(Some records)
------------------------------------

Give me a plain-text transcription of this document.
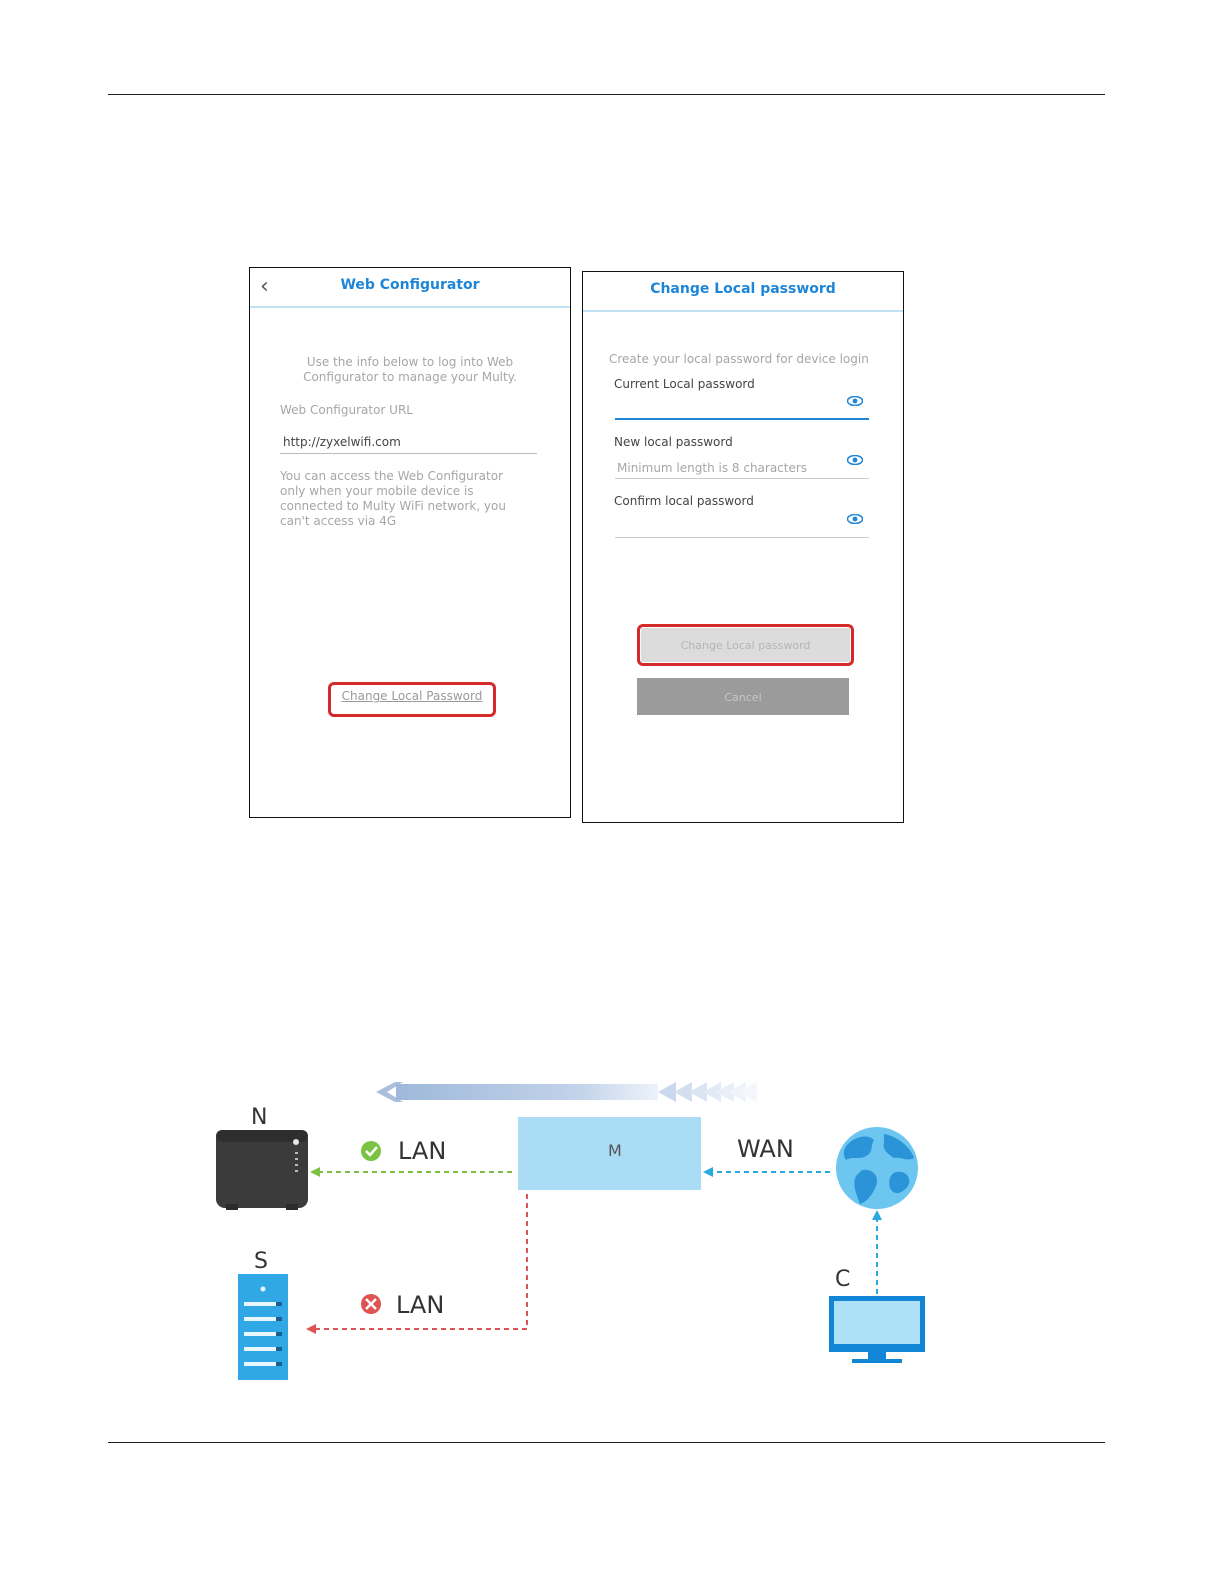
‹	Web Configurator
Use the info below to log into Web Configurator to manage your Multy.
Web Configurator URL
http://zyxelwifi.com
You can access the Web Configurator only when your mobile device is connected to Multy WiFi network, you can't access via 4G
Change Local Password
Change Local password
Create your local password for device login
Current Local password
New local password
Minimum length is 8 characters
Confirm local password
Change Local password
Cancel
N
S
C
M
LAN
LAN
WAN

------------------------------------

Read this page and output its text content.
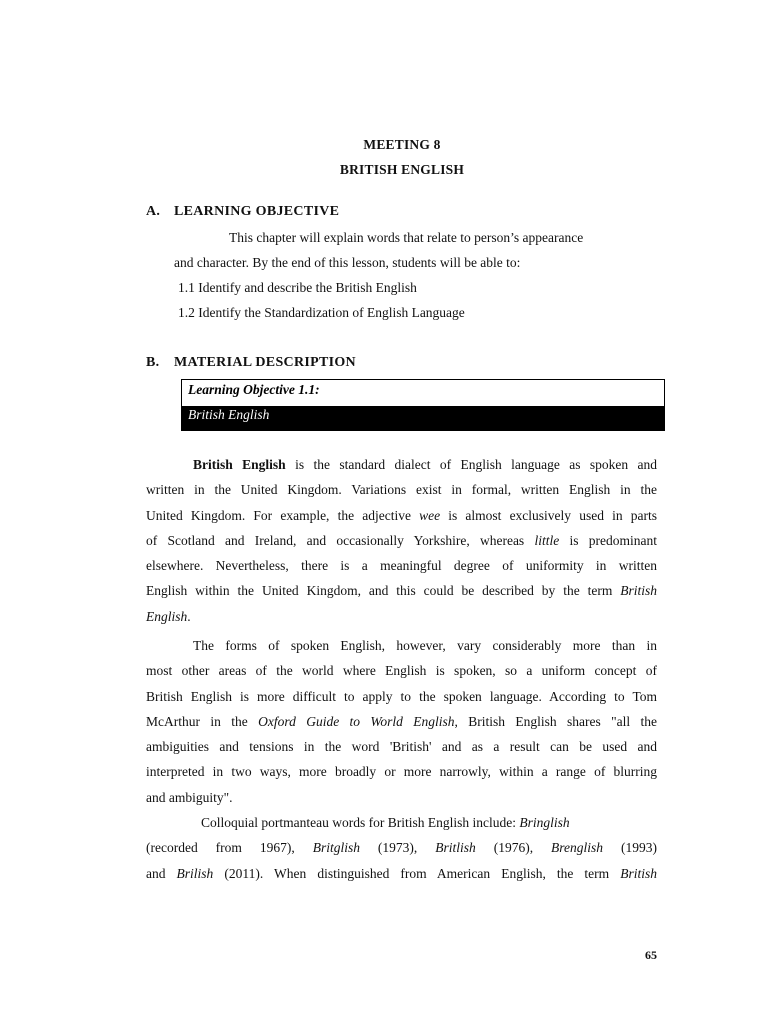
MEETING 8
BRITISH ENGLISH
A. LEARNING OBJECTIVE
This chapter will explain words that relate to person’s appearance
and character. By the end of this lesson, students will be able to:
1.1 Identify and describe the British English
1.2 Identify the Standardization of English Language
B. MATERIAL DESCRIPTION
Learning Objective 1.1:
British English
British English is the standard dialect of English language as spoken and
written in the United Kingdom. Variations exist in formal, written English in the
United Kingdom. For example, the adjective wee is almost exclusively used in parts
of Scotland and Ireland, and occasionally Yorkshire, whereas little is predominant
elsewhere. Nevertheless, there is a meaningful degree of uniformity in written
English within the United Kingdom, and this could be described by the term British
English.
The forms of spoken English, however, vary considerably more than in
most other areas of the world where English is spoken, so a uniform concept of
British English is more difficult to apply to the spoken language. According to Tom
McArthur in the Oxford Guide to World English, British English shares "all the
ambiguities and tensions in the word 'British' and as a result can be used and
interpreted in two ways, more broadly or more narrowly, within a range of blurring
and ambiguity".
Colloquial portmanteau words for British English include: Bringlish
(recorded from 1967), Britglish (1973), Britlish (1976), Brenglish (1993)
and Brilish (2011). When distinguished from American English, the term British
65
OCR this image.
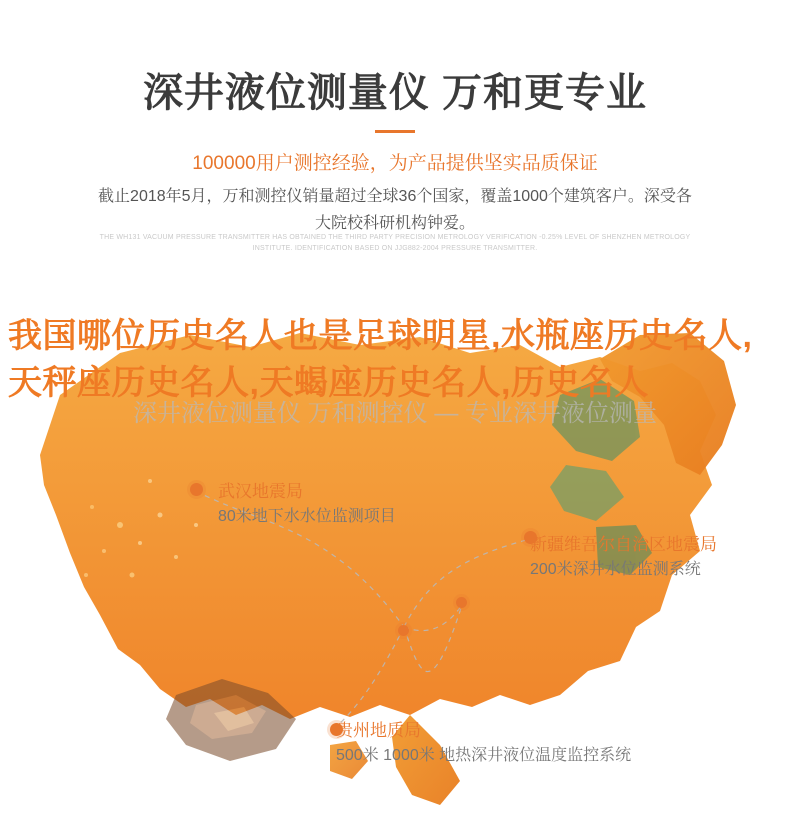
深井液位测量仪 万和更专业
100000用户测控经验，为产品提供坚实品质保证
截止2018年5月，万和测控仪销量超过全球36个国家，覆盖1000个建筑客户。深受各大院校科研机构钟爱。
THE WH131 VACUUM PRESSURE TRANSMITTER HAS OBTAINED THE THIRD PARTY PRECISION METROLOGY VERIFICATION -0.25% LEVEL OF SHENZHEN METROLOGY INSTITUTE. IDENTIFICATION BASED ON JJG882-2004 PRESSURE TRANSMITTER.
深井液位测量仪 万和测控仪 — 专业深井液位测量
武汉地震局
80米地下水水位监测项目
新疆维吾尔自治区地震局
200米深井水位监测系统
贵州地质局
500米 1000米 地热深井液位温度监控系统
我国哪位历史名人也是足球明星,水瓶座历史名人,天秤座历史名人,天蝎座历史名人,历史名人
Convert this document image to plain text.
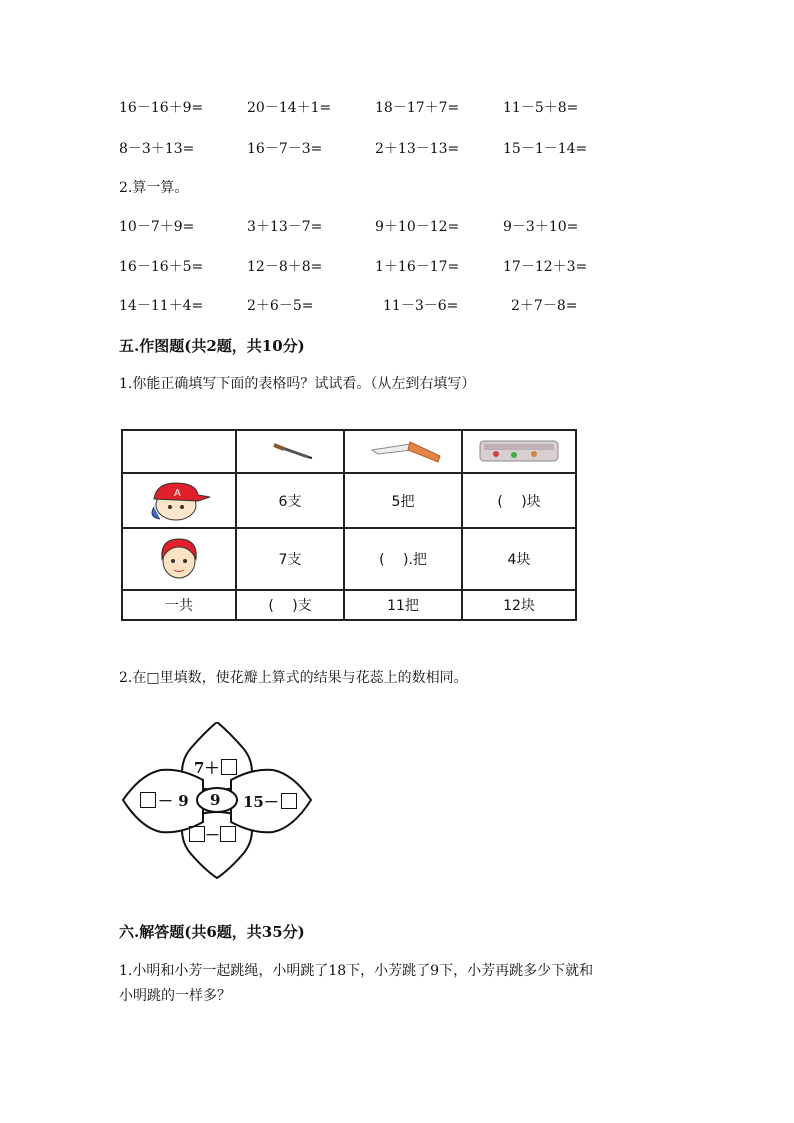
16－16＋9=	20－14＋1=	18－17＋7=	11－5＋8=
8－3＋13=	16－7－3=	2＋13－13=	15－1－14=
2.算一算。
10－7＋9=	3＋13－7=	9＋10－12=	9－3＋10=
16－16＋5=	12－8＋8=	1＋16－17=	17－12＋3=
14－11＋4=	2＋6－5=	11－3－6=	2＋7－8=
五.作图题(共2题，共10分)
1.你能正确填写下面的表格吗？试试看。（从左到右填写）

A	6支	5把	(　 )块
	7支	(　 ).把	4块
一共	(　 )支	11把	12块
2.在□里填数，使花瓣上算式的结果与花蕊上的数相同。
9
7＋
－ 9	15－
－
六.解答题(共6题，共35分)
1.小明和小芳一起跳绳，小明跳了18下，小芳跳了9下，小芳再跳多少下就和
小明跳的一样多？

------------------------------------

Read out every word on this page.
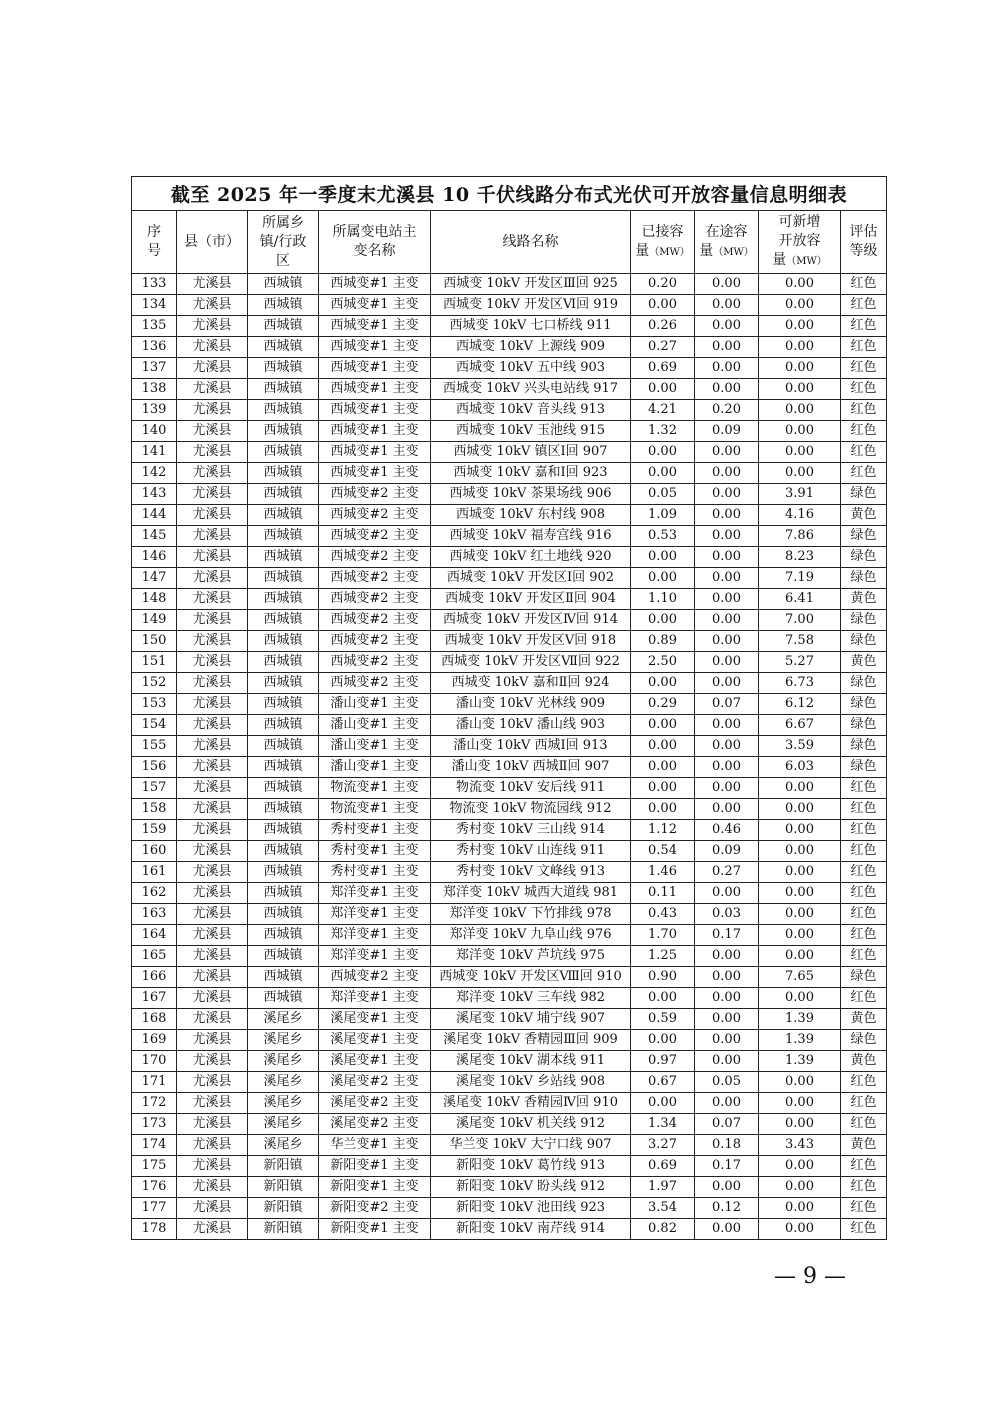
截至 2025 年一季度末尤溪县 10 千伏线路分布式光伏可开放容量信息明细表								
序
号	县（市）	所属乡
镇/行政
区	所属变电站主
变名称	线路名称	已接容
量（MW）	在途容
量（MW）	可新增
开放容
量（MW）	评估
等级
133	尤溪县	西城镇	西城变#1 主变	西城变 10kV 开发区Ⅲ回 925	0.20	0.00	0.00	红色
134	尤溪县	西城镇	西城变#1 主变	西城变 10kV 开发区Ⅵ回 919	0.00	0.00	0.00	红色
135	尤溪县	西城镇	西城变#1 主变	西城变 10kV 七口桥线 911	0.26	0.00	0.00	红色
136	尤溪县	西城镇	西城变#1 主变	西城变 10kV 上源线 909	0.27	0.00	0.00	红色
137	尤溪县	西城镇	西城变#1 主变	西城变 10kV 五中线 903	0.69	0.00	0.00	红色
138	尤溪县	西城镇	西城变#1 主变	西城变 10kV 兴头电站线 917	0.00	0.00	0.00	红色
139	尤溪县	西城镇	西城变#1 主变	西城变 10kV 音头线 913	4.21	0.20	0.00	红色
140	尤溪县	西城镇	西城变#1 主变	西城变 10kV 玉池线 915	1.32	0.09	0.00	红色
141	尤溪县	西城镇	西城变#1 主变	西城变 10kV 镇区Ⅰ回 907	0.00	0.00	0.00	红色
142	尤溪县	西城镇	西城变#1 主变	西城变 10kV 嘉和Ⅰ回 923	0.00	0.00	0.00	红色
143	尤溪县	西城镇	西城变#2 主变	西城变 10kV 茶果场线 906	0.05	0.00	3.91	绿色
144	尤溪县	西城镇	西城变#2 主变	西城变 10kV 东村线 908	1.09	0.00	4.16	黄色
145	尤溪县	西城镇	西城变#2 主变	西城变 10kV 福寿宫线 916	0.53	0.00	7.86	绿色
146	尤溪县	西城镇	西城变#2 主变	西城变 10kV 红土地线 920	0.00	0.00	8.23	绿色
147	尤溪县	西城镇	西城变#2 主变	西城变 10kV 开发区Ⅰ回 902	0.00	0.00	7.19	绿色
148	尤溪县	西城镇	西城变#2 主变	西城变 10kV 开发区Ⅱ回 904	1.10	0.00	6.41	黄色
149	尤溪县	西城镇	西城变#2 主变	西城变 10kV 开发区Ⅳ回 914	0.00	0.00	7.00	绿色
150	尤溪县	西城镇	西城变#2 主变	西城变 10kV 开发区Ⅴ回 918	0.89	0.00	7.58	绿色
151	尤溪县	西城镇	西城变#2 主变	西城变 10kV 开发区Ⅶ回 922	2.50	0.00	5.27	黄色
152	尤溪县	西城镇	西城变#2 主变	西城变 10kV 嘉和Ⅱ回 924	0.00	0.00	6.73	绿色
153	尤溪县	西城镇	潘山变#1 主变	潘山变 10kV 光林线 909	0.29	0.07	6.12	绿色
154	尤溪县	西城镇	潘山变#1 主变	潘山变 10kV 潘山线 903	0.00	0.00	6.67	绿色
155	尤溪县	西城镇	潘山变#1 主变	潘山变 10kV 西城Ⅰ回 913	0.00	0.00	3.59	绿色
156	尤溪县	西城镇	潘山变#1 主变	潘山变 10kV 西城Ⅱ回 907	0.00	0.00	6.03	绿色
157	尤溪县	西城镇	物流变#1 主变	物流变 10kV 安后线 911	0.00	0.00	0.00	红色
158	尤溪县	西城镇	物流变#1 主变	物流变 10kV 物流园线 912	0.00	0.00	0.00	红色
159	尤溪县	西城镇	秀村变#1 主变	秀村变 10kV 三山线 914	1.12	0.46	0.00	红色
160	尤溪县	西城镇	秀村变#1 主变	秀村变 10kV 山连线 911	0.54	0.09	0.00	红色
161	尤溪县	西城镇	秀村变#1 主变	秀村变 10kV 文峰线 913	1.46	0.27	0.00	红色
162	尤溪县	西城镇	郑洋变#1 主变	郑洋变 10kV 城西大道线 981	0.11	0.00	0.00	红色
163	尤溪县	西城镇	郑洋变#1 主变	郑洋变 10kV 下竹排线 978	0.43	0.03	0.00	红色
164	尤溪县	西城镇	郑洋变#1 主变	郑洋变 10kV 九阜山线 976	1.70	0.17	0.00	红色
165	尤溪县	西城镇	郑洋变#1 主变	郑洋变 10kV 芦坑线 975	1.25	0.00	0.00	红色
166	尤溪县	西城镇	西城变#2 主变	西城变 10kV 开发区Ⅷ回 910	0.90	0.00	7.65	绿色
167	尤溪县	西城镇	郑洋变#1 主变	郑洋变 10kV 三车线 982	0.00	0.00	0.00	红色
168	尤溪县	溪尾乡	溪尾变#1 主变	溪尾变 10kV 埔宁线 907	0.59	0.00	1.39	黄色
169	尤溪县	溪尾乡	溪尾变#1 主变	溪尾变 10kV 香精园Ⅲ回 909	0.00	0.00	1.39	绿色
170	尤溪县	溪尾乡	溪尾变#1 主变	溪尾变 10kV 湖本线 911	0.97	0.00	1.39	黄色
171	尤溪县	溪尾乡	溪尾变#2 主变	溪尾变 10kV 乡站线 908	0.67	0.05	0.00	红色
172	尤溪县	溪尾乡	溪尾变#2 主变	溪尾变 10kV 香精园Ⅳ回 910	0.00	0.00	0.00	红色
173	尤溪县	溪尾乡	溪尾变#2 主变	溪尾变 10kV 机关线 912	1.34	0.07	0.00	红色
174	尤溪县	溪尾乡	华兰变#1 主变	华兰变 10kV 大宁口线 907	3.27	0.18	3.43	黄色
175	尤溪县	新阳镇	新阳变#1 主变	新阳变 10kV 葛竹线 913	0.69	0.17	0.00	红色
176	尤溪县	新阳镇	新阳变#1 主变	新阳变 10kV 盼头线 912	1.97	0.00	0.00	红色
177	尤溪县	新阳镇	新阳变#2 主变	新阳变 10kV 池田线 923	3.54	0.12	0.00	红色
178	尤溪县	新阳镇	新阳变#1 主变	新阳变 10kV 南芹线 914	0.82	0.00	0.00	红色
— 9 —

------------------------------------

_WORK TO BE COMPLETED_: Go through the entries above and pull out each line with "your" in it.

_THE ANSWER_:
Use the info below to log into Web Configurator to manage your Multy.
You can access the Web Configurator only when your mobile device is connected to Multy WiFi network, you can't access via 4G
Create your local password for device login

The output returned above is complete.